Some people who went in before me came back after having interviews for nearly an hour and a half. I was worried stiff whether I would even last that long in an interview. My turn finally came for the second round of interview with PwC. The interview went on for about an hour and I was asked to wait outside. The discussion went on for a while for whether I should be sent in for the next round or not, and I finally got a call for the third round. The third round was the toughest and longest interview I had faced till date. It continued for more than an hour, and when it was finally over, I was asked to wait outside again. The HR person called me in for a final (fourth) round of interview to make a final call.
Meanwhile, all sorts of thoughts kept coming to me. What if the other companies have had their first couple of rounds? What if they don’t call me for the interview at all now? It seemed to be the longest wait of my life. At long last, the results were announced. Two candidates were finally selected, and I was one of them. I didn’t know how to react. I could only smile as I knew the ordeal was finally over! With placements finally over, it was time for Mood Indigo.
The four days were truly worth it! It was as though IITB had become one small city, where the world was. Soon thereafter, the final semester of Master of Management (M.Mgmt.) at SJMSoM began. I had managed to reach a 7 point CGPA after the 3rd semester results were declared. Not that I cared any more. The final semester project work and courses started, and so did our tours. First a trip to Goa, followed by another in Himachal. The fun and frolic continued till the end of April, when the final term examinations happened, and M.Mgmt. was over.
I would miss my days at IIT. I remember, during my leisure time, I would either get along with a group of friends to shoot a short film or to tour some nearby destinations. I would miss the night outs, the parties and of course my friends here! The final semester results were out and I had managed to score a 9 point SGPA. My final CGPA became 7.5, which was seemed unassailable after an abysmal 6.4 SGPA post my first semester. With the results out, MBA or Master of Management as we call it was officially over.
I started off MBA at a high point, being among the top few candidates with the highest CAT percentiles. However, MBA isn’t just about how good you were. It is the two years that you spend here that shapes you into the person you want to be. My story may not be inspiring to many, especially those, who have been brilliant students right from the start.
However, there are many like me, who have been average students. To them, I say, if you are pursuing your MBA or any other degree currently, and wonder whether you actually belong there and whether you deserve to be amongst the people you are, don’t give up just because of a few failures such as not getting good grades or converting a PPO/PPI.
Take some time to think, what you should do extra in order to get yourself shortlisted for the interviews. And once you’ve done that, work that extra bit that would take you a step closer to achieve your dreams. And when the D-Day comes, forget about the world. I can speak for myself, that whenever I went inside an interview or a GD panel, I didn’t care if I was competing with the topper of the batch. I just had to build that confidence to convince myself that I had it in me, and then perform when the final hour arrives.
The only reason why I wrote the second part of Being Average was that, the first part might give you a rosy picture of things. However, the life here at MBA was different and it took every ounce of hard work and complete dedication to achieve what I did. And while doing so, never compromised upon my hobbies and interests. And as I have said previously, it is upto you to decide what you want to achieve in your life, and then work towards it without being bogged down by the hurdles that come your way, because ‘Average’ is just another word!

#### EXERCISE PROMPT:
Copy word for word everything in the MBA account from "Some people who" down to "a final call.".

#### RECORDS PROVIDED:
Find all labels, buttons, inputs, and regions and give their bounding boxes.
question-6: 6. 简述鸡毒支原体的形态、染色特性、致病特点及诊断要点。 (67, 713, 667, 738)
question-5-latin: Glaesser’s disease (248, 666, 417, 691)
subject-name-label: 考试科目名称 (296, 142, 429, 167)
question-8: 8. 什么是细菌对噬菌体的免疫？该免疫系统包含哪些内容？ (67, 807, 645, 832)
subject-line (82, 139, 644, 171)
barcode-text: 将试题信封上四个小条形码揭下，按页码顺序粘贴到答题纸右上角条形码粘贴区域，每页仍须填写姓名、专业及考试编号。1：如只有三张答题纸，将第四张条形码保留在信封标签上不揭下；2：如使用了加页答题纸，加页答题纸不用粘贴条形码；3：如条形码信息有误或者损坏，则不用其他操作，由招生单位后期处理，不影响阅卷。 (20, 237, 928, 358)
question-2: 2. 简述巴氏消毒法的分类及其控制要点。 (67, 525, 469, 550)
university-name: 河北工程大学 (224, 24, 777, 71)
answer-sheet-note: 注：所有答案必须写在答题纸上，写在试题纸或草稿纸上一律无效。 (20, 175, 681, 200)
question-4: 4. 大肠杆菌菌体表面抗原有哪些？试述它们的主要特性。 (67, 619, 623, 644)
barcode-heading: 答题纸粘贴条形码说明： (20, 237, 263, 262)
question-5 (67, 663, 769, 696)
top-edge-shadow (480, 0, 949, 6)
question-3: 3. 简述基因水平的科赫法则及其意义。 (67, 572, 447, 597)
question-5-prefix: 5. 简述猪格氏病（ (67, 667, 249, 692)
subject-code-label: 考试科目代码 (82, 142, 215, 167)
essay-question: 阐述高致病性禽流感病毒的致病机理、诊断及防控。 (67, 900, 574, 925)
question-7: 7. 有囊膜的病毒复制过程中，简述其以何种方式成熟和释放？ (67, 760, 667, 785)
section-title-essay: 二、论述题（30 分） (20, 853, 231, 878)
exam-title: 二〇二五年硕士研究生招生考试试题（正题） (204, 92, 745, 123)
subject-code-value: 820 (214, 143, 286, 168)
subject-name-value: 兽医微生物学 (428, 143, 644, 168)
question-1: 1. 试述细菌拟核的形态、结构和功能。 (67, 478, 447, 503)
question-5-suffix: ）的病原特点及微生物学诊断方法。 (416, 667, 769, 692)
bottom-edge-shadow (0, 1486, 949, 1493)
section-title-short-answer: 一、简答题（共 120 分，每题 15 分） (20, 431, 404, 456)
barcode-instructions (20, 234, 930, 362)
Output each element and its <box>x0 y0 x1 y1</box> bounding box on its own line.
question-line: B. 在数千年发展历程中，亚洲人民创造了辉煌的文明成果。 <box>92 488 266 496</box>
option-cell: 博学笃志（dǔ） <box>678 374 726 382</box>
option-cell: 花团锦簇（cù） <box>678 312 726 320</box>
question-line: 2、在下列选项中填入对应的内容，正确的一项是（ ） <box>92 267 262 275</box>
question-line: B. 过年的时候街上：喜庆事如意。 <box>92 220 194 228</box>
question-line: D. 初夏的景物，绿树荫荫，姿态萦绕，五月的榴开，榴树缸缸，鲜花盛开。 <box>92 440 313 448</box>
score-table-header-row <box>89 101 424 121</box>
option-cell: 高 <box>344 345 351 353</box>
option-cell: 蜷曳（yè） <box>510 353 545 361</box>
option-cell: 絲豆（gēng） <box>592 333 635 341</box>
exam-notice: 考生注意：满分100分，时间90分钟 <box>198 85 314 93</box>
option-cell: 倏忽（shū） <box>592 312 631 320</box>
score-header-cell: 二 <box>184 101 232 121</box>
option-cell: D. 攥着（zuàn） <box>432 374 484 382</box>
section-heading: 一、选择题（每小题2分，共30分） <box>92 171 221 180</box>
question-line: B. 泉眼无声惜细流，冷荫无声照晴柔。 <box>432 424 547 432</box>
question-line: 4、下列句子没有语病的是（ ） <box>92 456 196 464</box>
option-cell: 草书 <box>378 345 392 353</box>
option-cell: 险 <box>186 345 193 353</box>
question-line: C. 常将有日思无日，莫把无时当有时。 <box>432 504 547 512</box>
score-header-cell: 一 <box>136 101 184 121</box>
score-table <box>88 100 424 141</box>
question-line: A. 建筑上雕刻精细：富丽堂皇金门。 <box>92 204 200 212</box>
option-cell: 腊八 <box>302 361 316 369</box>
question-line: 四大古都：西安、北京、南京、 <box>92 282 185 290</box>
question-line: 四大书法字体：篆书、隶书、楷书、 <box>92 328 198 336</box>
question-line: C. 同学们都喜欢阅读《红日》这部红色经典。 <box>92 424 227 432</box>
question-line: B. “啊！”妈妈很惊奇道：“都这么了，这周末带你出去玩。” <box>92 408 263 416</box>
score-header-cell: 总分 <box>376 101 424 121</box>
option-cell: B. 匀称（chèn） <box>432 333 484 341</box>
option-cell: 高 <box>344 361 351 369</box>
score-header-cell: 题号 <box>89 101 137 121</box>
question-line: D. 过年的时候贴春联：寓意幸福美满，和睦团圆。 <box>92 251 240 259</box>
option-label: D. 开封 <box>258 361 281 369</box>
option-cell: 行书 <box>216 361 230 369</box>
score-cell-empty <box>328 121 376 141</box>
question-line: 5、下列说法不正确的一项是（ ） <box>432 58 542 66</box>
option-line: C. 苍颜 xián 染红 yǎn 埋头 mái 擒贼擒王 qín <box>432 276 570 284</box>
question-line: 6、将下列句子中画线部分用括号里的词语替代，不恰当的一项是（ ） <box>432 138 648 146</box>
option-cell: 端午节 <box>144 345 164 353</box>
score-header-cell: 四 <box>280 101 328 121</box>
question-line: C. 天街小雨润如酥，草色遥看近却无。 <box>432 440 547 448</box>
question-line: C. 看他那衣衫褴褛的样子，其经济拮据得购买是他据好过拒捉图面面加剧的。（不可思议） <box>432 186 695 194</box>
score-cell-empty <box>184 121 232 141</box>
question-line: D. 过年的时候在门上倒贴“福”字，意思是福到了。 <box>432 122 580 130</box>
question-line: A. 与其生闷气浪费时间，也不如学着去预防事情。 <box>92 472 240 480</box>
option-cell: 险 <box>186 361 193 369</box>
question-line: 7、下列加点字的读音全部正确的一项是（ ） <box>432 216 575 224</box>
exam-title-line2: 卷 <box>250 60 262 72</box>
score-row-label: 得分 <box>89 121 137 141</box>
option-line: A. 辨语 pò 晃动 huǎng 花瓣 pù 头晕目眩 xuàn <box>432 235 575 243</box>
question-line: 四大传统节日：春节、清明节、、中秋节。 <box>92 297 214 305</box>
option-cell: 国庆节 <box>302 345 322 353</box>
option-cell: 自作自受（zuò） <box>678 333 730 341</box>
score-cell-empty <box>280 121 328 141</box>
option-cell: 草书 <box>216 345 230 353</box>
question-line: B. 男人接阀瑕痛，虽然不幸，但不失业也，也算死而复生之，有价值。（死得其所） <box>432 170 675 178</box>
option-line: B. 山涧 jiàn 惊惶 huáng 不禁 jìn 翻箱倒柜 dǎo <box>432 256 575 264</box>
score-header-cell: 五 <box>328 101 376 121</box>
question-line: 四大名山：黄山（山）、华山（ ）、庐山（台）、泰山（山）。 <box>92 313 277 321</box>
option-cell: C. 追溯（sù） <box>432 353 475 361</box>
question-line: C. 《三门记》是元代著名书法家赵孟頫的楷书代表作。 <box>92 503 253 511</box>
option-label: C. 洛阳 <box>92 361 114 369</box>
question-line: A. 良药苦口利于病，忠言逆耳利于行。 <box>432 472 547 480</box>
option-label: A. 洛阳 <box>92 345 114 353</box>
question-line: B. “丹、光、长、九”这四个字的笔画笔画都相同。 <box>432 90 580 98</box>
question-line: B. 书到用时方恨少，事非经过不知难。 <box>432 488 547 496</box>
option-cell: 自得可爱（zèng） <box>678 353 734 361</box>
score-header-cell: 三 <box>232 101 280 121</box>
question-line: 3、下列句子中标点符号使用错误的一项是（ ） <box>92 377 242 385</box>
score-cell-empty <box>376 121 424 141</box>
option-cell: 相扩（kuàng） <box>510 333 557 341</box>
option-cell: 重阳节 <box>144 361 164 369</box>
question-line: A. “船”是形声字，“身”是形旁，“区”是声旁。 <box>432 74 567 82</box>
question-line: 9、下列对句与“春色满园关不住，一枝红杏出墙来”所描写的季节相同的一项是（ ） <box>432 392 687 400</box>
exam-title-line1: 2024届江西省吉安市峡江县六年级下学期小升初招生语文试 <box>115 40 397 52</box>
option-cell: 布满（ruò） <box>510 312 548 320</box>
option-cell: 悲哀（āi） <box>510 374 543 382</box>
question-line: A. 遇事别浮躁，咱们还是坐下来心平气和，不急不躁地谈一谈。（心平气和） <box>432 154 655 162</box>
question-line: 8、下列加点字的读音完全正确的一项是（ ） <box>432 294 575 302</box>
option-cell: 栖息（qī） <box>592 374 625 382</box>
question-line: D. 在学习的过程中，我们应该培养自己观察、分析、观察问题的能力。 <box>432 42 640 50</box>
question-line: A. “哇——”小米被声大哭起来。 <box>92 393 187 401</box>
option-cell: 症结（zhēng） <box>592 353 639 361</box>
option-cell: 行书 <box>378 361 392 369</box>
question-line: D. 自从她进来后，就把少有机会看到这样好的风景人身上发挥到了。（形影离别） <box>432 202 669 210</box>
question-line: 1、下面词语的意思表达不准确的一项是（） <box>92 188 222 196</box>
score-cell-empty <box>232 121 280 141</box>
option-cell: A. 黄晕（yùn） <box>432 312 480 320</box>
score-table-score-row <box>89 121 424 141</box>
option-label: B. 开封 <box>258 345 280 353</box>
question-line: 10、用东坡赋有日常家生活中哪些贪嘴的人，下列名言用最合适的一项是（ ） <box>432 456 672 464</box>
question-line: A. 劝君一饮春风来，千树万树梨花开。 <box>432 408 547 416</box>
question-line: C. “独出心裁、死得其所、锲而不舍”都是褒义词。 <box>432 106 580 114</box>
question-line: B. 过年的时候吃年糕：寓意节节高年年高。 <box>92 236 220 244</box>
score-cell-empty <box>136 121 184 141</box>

#### TASK RESPONSE:
Some people who went in before me came back after having interviews for nearly an hour and a half. I was worried stiff whether I would even last that long in an interview. My turn finally came for the second round of interview with PwC. The interview went on for about an hour and I was asked to wait outside. The discussion went on for a while for whether I should be sent in for the next round or not, and I finally got a call for the third round. The third round was the toughest and longest interview I had faced till date. It continued for more than an hour, and when it was finally over, I was asked to wait outside again. The HR person called me in for a final (fourth) round of interview to make a final call.